WHAT TO WORK ON —
State how many lines of the entries below hold the word "weight"; reply with nothing but the number.

RECORDS SHOWN —
=-=-=
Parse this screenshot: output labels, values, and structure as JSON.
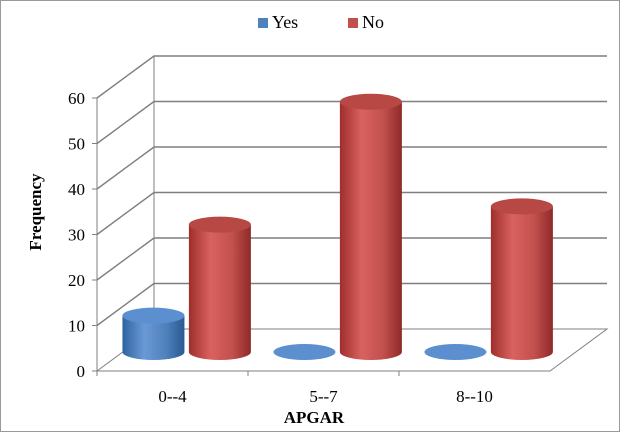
{
  "chart_data": {
    "type": "bar",
    "style": "3d-cylinder",
    "categories": [
      "0--4",
      "5--7",
      "8--10"
    ],
    "series": [
      {
        "name": "Yes",
        "values": [
          8,
          0,
          0
        ],
        "color": "#4f81bd"
      },
      {
        "name": "No",
        "values": [
          28,
          55,
          32
        ],
        "color": "#c0504d"
      }
    ],
    "xlabel": "APGAR",
    "ylabel": "Frequency",
    "ylim": [
      0,
      60
    ],
    "yticks": [
      0,
      10,
      20,
      30,
      40,
      50,
      60
    ],
    "grid": true,
    "legend": "top"
  }
}
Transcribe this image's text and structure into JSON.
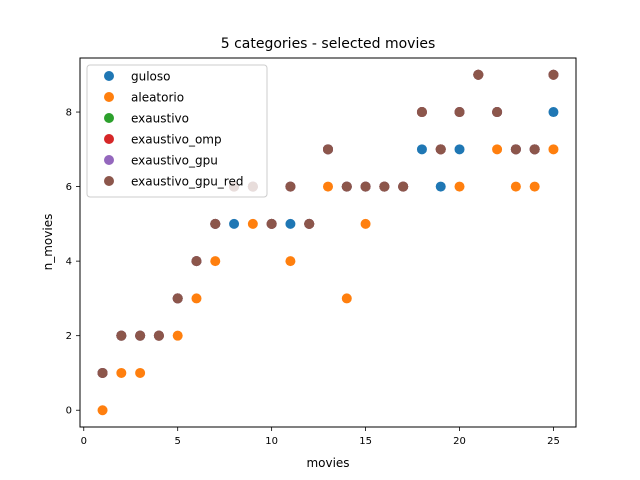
{
  "chart_data": {
    "type": "scatter",
    "title": "5 categories - selected movies",
    "xlabel": "movies",
    "ylabel": "n_movies",
    "xlim": [
      -0.2,
      26.2
    ],
    "ylim": [
      -0.45,
      9.45
    ],
    "xticks": [
      0,
      5,
      10,
      15,
      20,
      25
    ],
    "yticks": [
      0,
      2,
      4,
      6,
      8
    ],
    "grid": false,
    "legend_position": "upper-left",
    "x": [
      1,
      2,
      3,
      4,
      5,
      6,
      7,
      8,
      9,
      10,
      11,
      12,
      13,
      14,
      15,
      16,
      17,
      18,
      19,
      20,
      21,
      22,
      23,
      24,
      25
    ],
    "series": [
      {
        "name": "guloso",
        "color": "#1f77b4",
        "values": [
          1,
          2,
          2,
          2,
          3,
          4,
          5,
          5,
          6,
          5,
          5,
          5,
          7,
          6,
          6,
          6,
          6,
          7,
          6,
          7,
          9,
          8,
          7,
          7,
          8
        ]
      },
      {
        "name": "aleatorio",
        "color": "#ff7f0e",
        "values": [
          0,
          1,
          1,
          2,
          2,
          3,
          4,
          6,
          5,
          5,
          4,
          5,
          6,
          3,
          5,
          6,
          6,
          8,
          7,
          6,
          9,
          7,
          6,
          6,
          7
        ]
      },
      {
        "name": "exaustivo",
        "color": "#2ca02c",
        "values": [
          1,
          2,
          2,
          2,
          3,
          4,
          5,
          6,
          6,
          5,
          6,
          5,
          7,
          6,
          6,
          6,
          6,
          8,
          7,
          8,
          9,
          8,
          7,
          7,
          9
        ]
      },
      {
        "name": "exaustivo_omp",
        "color": "#d62728",
        "values": [
          1,
          2,
          2,
          2,
          3,
          4,
          5,
          6,
          6,
          5,
          6,
          5,
          7,
          6,
          6,
          6,
          6,
          8,
          7,
          8,
          9,
          8,
          7,
          7,
          9
        ]
      },
      {
        "name": "exaustivo_gpu",
        "color": "#9467bd",
        "values": [
          1,
          2,
          2,
          2,
          3,
          4,
          5,
          6,
          6,
          5,
          6,
          5,
          7,
          6,
          6,
          6,
          6,
          8,
          7,
          8,
          9,
          8,
          7,
          7,
          9
        ]
      },
      {
        "name": "exaustivo_gpu_red",
        "color": "#8c564b",
        "values": [
          1,
          2,
          2,
          2,
          3,
          4,
          5,
          6,
          6,
          5,
          6,
          5,
          7,
          6,
          6,
          6,
          6,
          8,
          7,
          8,
          9,
          8,
          7,
          7,
          9
        ]
      }
    ]
  }
}
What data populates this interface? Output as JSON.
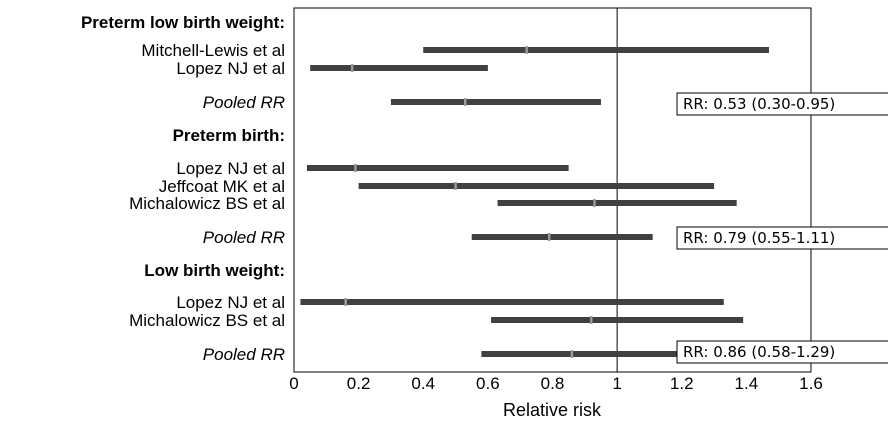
{
  "chart_data": {
    "type": "forest",
    "xlabel": "Relative risk",
    "xlim": [
      0,
      1.6
    ],
    "x_ticks": [
      0,
      0.2,
      0.4,
      0.6,
      0.8,
      1,
      1.2,
      1.4,
      1.6
    ],
    "reference_line": 1,
    "groups": [
      {
        "title": "Preterm low birth weight:",
        "studies": [
          {
            "label": "Mitchell-Lewis et al",
            "estimate": 0.72,
            "low": 0.4,
            "high": 1.47
          },
          {
            "label": "Lopez NJ et al",
            "estimate": 0.18,
            "low": 0.05,
            "high": 0.6
          }
        ],
        "pooled": {
          "label": "Pooled RR",
          "estimate": 0.53,
          "low": 0.3,
          "high": 0.95,
          "text": "RR: 0.53 (0.30-0.95)"
        }
      },
      {
        "title": "Preterm birth:",
        "studies": [
          {
            "label": "Lopez NJ et al",
            "estimate": 0.19,
            "low": 0.04,
            "high": 0.85
          },
          {
            "label": "Jeffcoat MK et al",
            "estimate": 0.5,
            "low": 0.2,
            "high": 1.3
          },
          {
            "label": "Michalowicz BS et al",
            "estimate": 0.93,
            "low": 0.63,
            "high": 1.37
          }
        ],
        "pooled": {
          "label": "Pooled RR",
          "estimate": 0.79,
          "low": 0.55,
          "high": 1.11,
          "text": "RR: 0.79 (0.55-1.11)"
        }
      },
      {
        "title": "Low birth weight:",
        "studies": [
          {
            "label": "Lopez NJ et al",
            "estimate": 0.16,
            "low": 0.02,
            "high": 1.33
          },
          {
            "label": "Michalowicz BS et al",
            "estimate": 0.92,
            "low": 0.61,
            "high": 1.39
          }
        ],
        "pooled": {
          "label": "Pooled RR",
          "estimate": 0.86,
          "low": 0.58,
          "high": 1.29,
          "text": "RR: 0.86 (0.58-1.29)"
        }
      }
    ]
  }
}
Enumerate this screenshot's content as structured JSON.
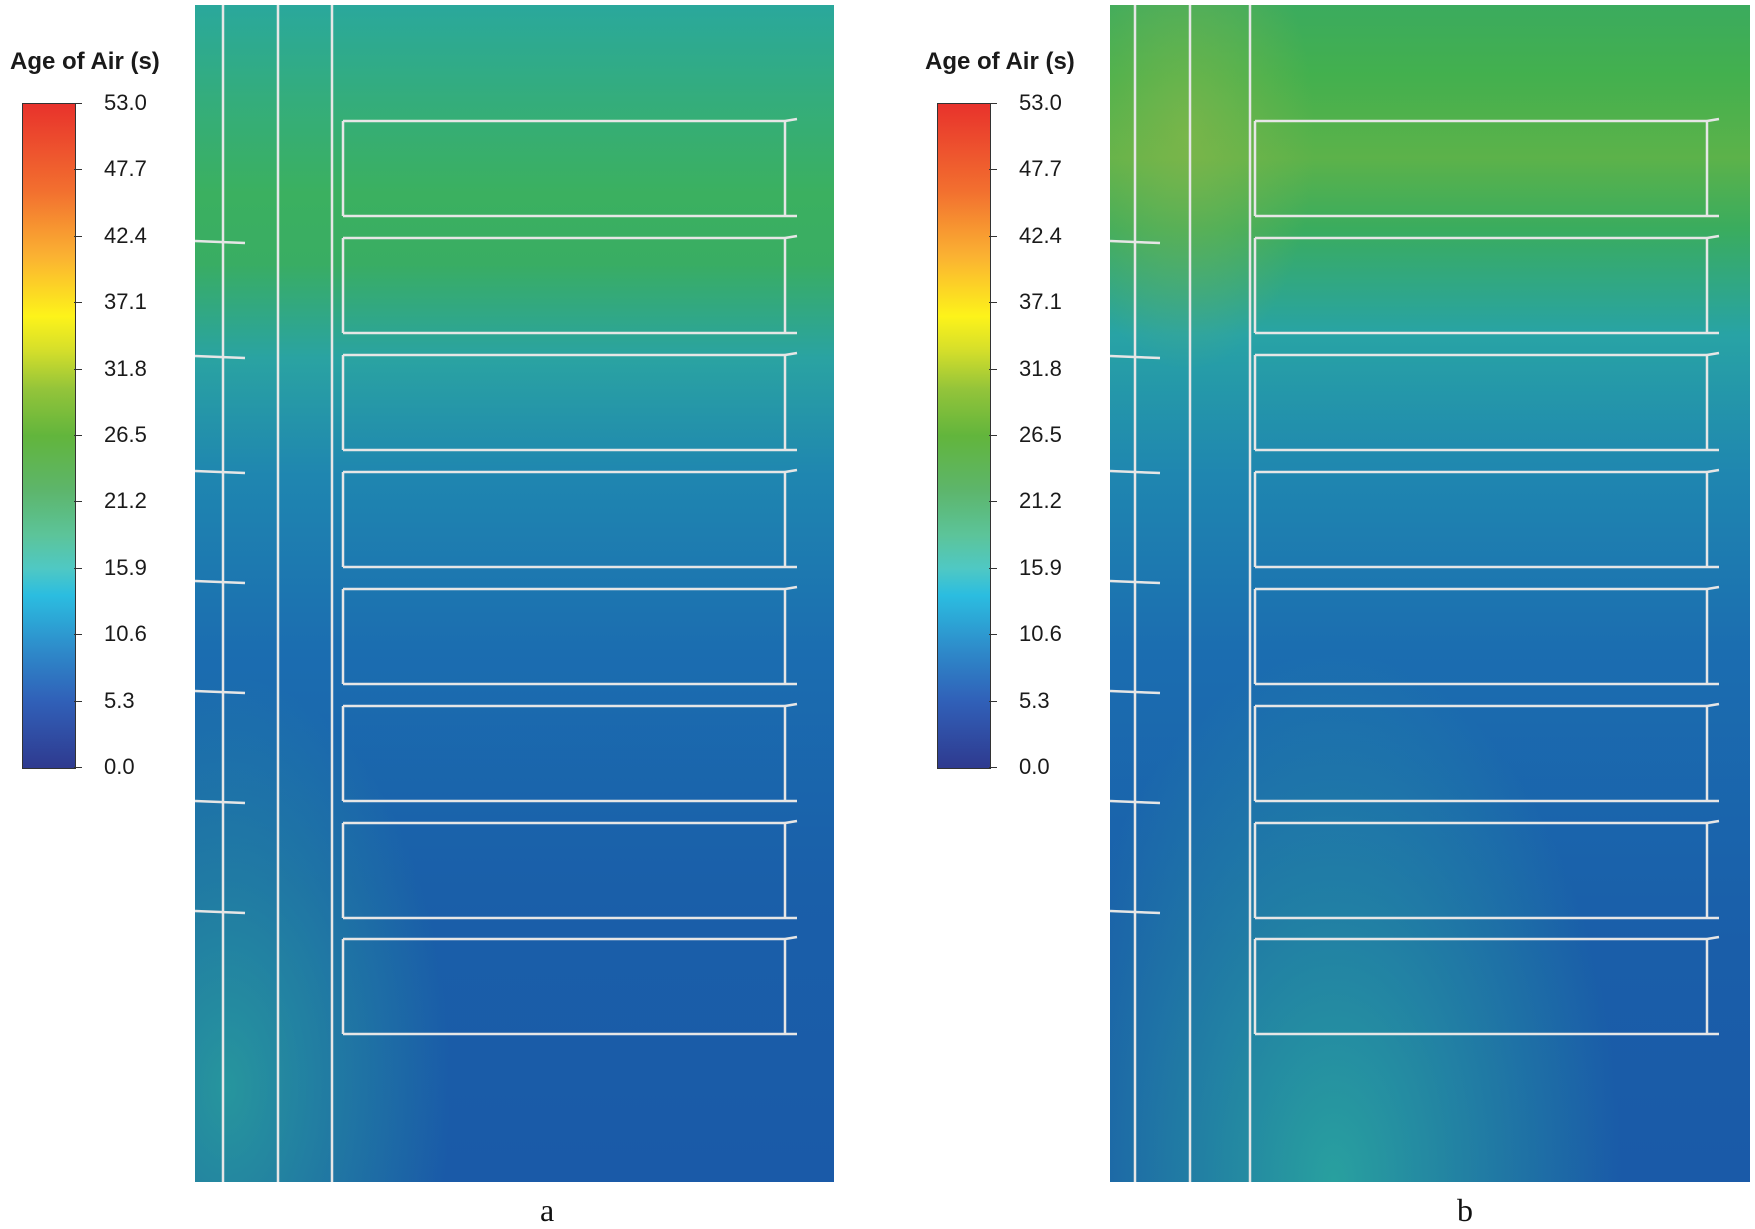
{
  "legend_title": "Age of Air (s)",
  "colorbar": {
    "min": 0.0,
    "max": 53.0,
    "ticks": [
      "53.0",
      "47.7",
      "42.4",
      "37.1",
      "31.8",
      "26.5",
      "21.2",
      "15.9",
      "10.6",
      "5.3",
      "0.0"
    ]
  },
  "panels": [
    {
      "id": "a",
      "caption": "a"
    },
    {
      "id": "b",
      "caption": "b"
    }
  ],
  "colors": {
    "low": "#1a5aa8",
    "mid": "#2aa6a0",
    "high": "#4cae48",
    "structure_line": "#e6e6e6"
  }
}
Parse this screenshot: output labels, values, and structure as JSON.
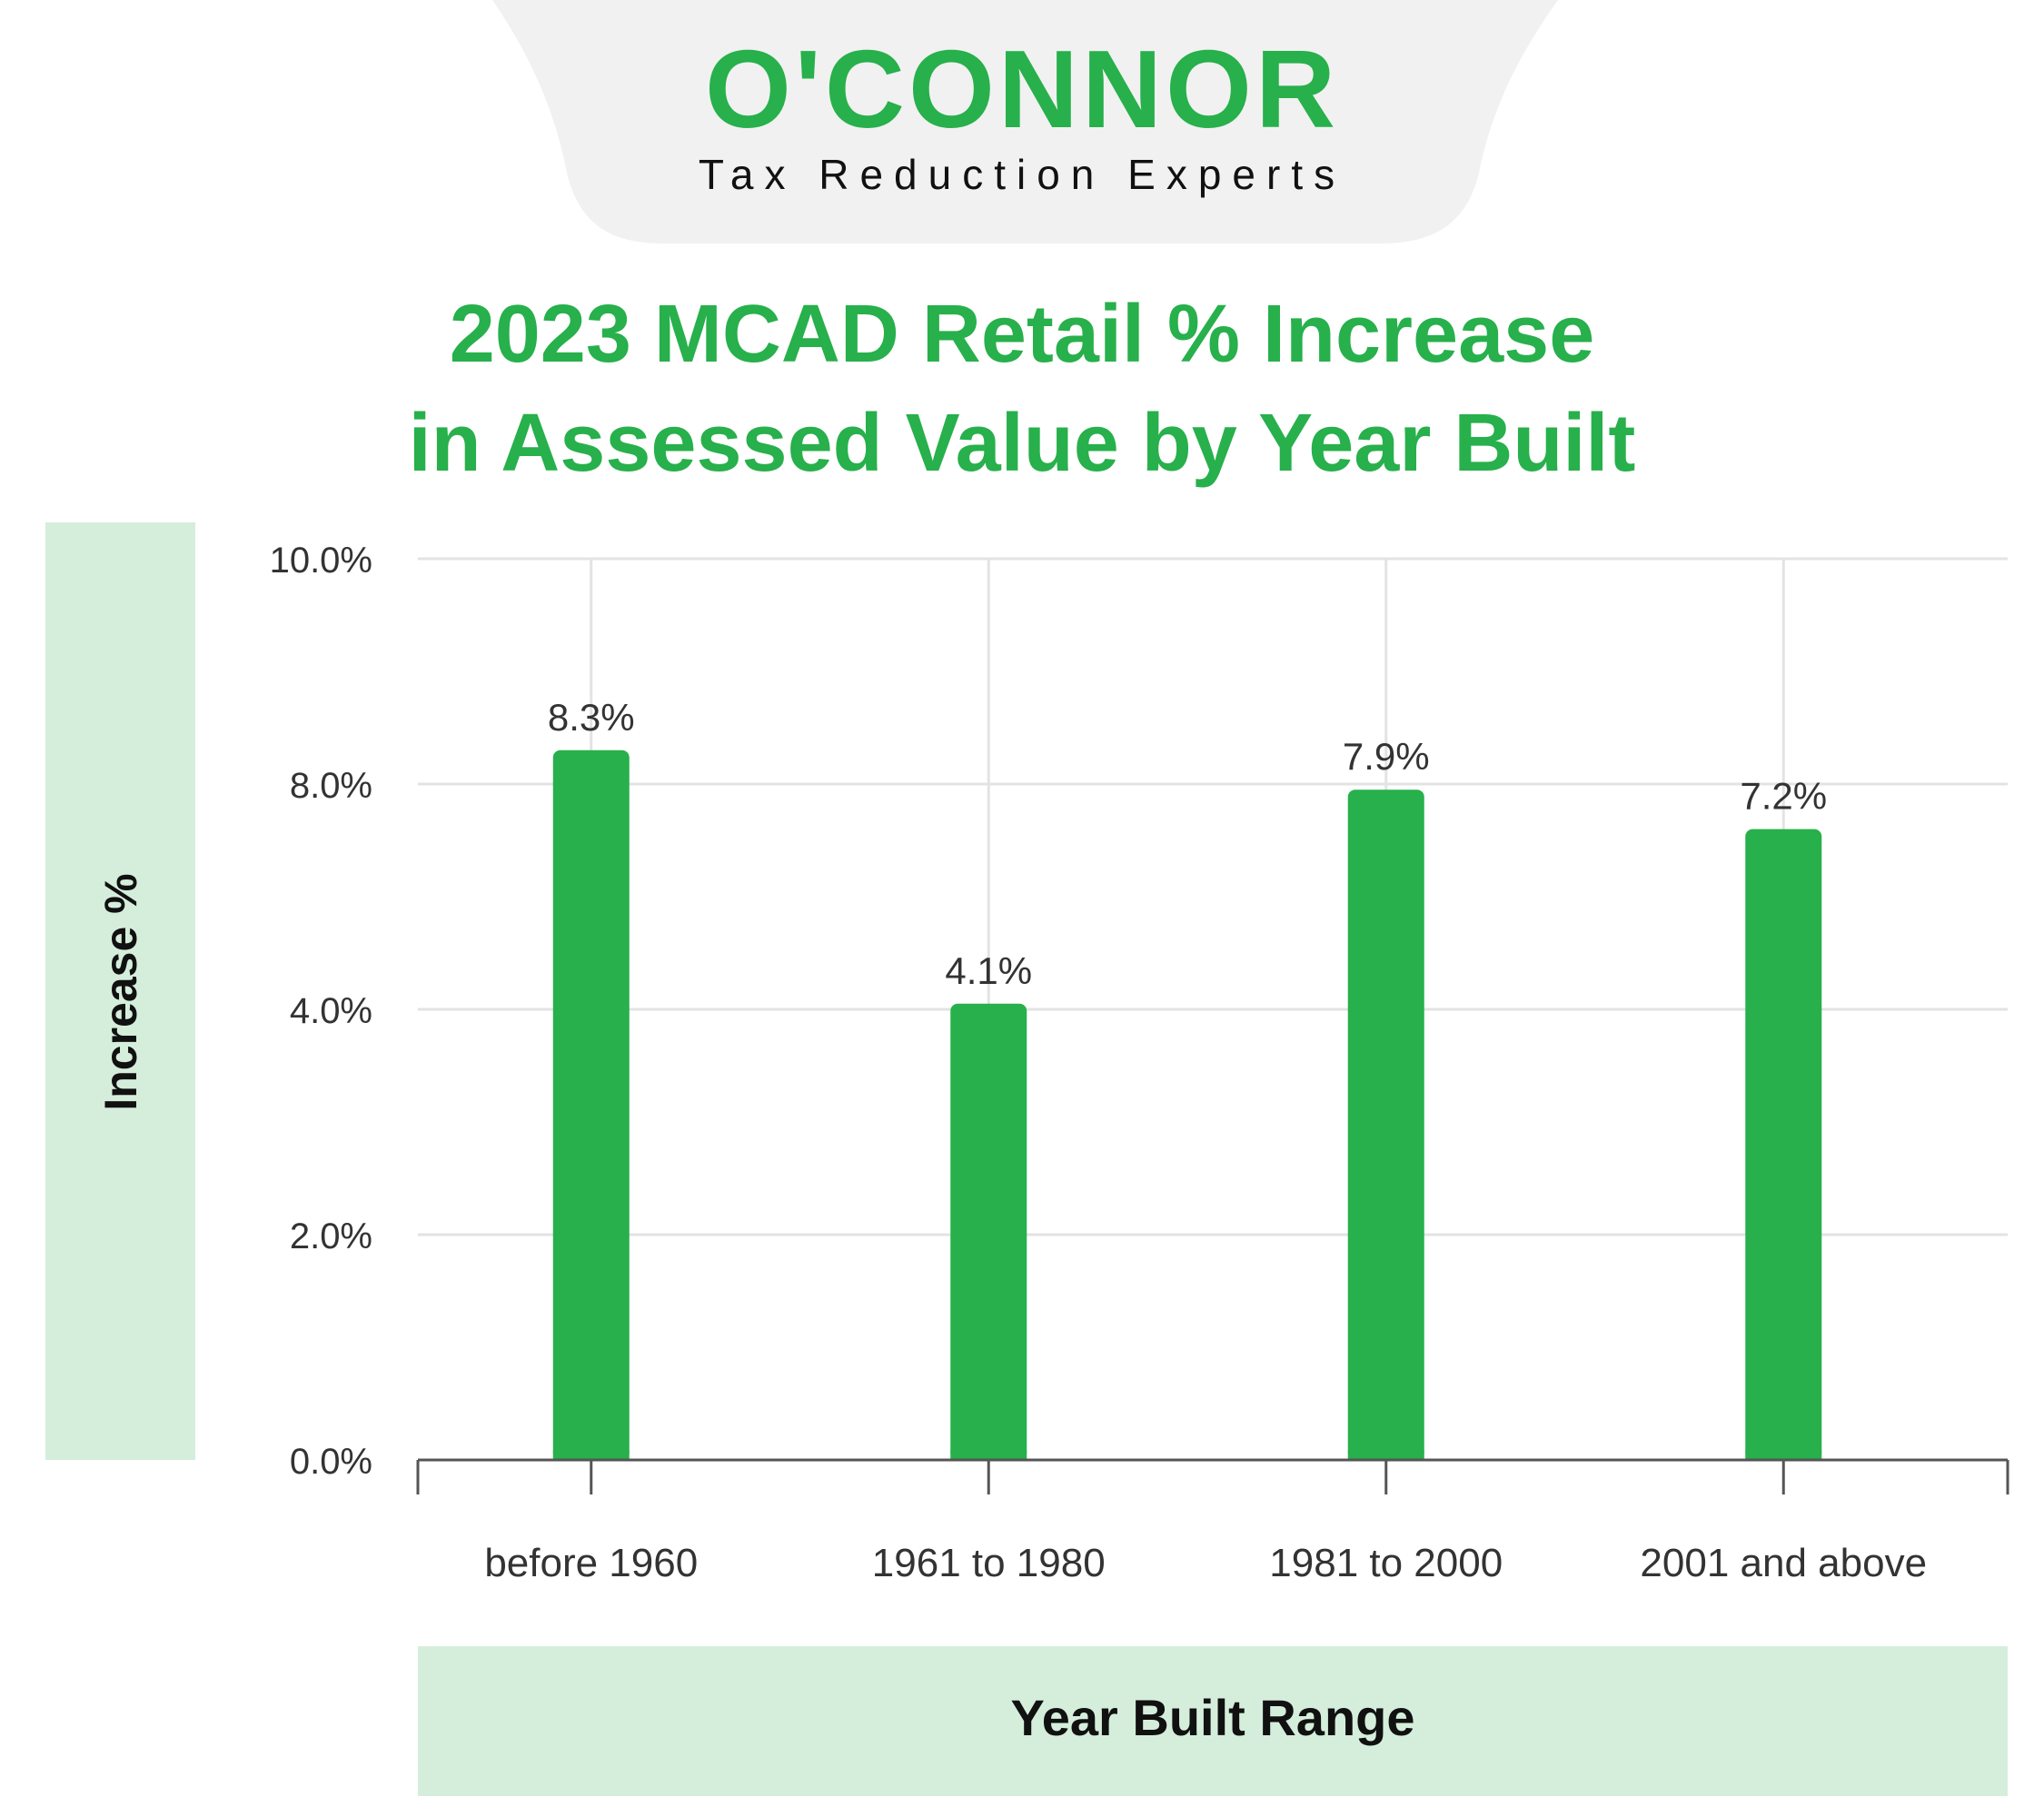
{
  "brand": {
    "name": "O'CONNOR",
    "tagline": "Tax Reduction Experts",
    "accent_color": "#27b04b",
    "tab_color": "#f1f1f1"
  },
  "chart_data": {
    "type": "bar",
    "title": "2023 MCAD Retail % Increase in Assessed Value by Year Built",
    "title_lines": [
      "2023 MCAD Retail % Increase",
      "in Assessed Value by Year Built"
    ],
    "xlabel": "Year Built Range",
    "ylabel": "Increase %",
    "categories": [
      "before 1960",
      "1961 to 1980",
      "1981 to 2000",
      "2001 and above"
    ],
    "values": [
      8.3,
      4.1,
      7.9,
      7.2
    ],
    "data_labels": [
      "8.3%",
      "4.1%",
      "7.9%",
      "7.2%"
    ],
    "y_ticks": [
      {
        "value": 0,
        "label": "0.0%"
      },
      {
        "value": 2,
        "label": "2.0%"
      },
      {
        "value": 4,
        "label": "4.0%"
      },
      {
        "value": 8,
        "label": "8.0%"
      },
      {
        "value": 10,
        "label": "10.0%"
      }
    ],
    "grid": true,
    "bar_color": "#27b04b",
    "label_panel_color": "#d5eedc",
    "title_color": "#27b04b"
  }
}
=-=-=
RESULT OF THIS TASK —
2